-- START OF Material to process --

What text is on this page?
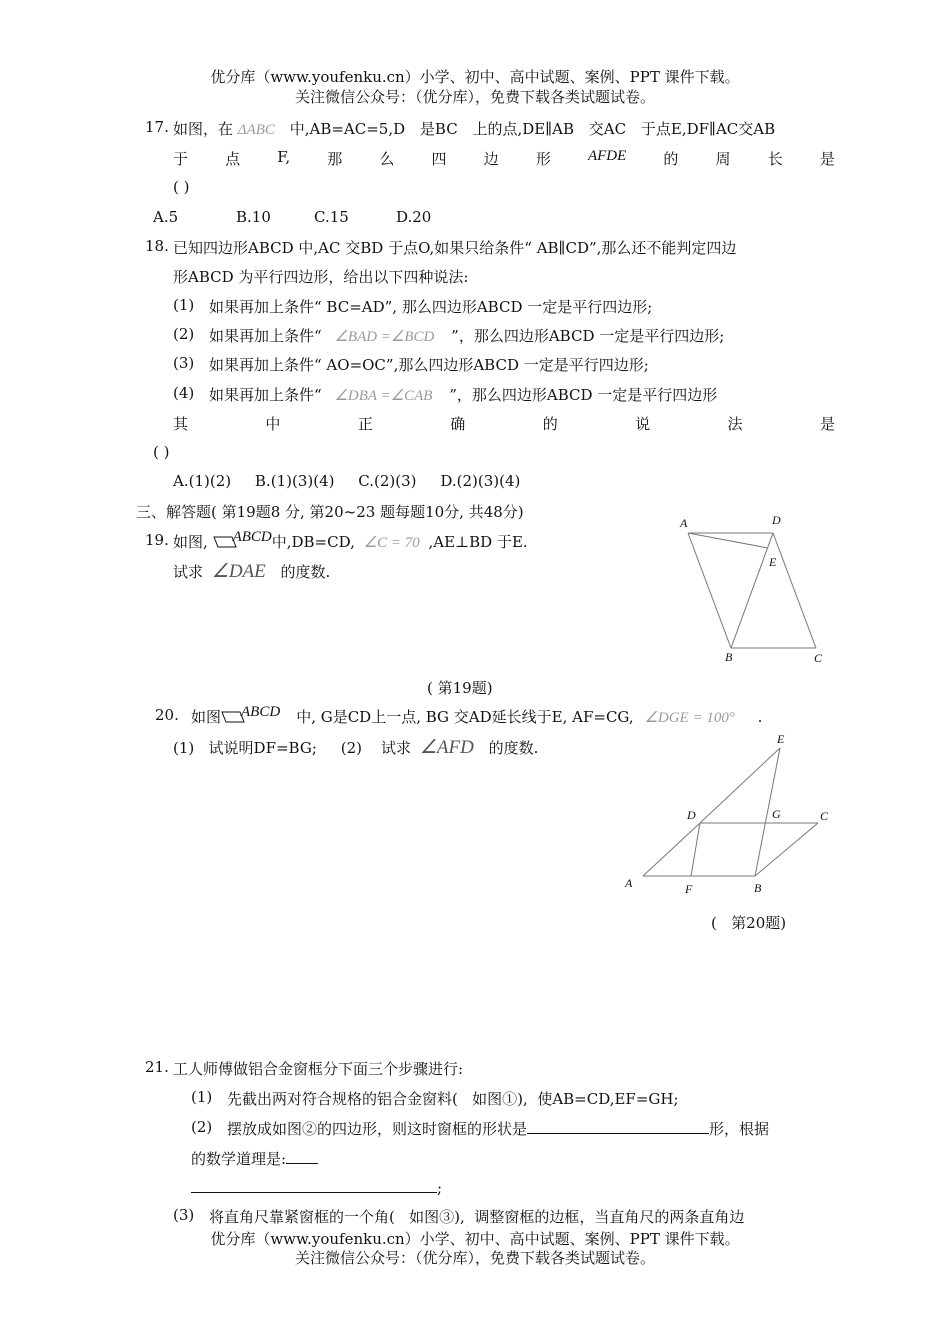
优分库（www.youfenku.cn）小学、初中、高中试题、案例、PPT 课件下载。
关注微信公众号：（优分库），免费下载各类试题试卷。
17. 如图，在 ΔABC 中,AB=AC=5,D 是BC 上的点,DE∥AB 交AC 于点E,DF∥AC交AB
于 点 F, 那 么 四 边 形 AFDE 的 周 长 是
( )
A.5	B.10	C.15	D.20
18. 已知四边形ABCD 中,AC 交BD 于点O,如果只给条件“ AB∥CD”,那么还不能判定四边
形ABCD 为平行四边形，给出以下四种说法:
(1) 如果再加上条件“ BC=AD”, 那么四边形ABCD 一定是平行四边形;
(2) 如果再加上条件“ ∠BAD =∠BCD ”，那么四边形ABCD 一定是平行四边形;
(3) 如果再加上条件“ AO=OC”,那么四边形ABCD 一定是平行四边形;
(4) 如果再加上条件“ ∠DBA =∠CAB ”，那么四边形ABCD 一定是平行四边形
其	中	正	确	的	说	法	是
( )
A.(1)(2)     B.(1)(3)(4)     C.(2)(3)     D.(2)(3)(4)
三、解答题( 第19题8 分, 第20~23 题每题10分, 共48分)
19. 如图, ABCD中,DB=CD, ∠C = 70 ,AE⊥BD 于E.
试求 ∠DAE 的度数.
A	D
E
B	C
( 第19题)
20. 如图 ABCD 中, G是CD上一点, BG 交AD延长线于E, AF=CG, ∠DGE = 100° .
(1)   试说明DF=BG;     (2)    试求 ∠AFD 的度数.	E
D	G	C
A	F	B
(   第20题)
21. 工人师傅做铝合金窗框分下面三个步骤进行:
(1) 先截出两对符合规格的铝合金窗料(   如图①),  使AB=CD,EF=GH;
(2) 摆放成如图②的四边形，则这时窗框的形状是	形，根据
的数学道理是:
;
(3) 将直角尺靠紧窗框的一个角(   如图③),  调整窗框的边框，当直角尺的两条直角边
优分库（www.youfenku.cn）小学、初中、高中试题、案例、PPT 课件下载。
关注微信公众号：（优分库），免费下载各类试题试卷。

-- END OF Material to process --

_Task directions_.
Find and copy every line in the entries above where the string "一定是平行四边形" occurs.

_Reply to the task_.
(1) 如果再加上条件“ BC=AD”, 那么四边形ABCD 一定是平行四边形;
(2) 如果再加上条件“ ∠BAD =∠BCD ”，那么四边形ABCD 一定是平行四边形;
(3) 如果再加上条件“ AO=OC”,那么四边形ABCD 一定是平行四边形;
(4) 如果再加上条件“ ∠DBA =∠CAB ”，那么四边形ABCD 一定是平行四边形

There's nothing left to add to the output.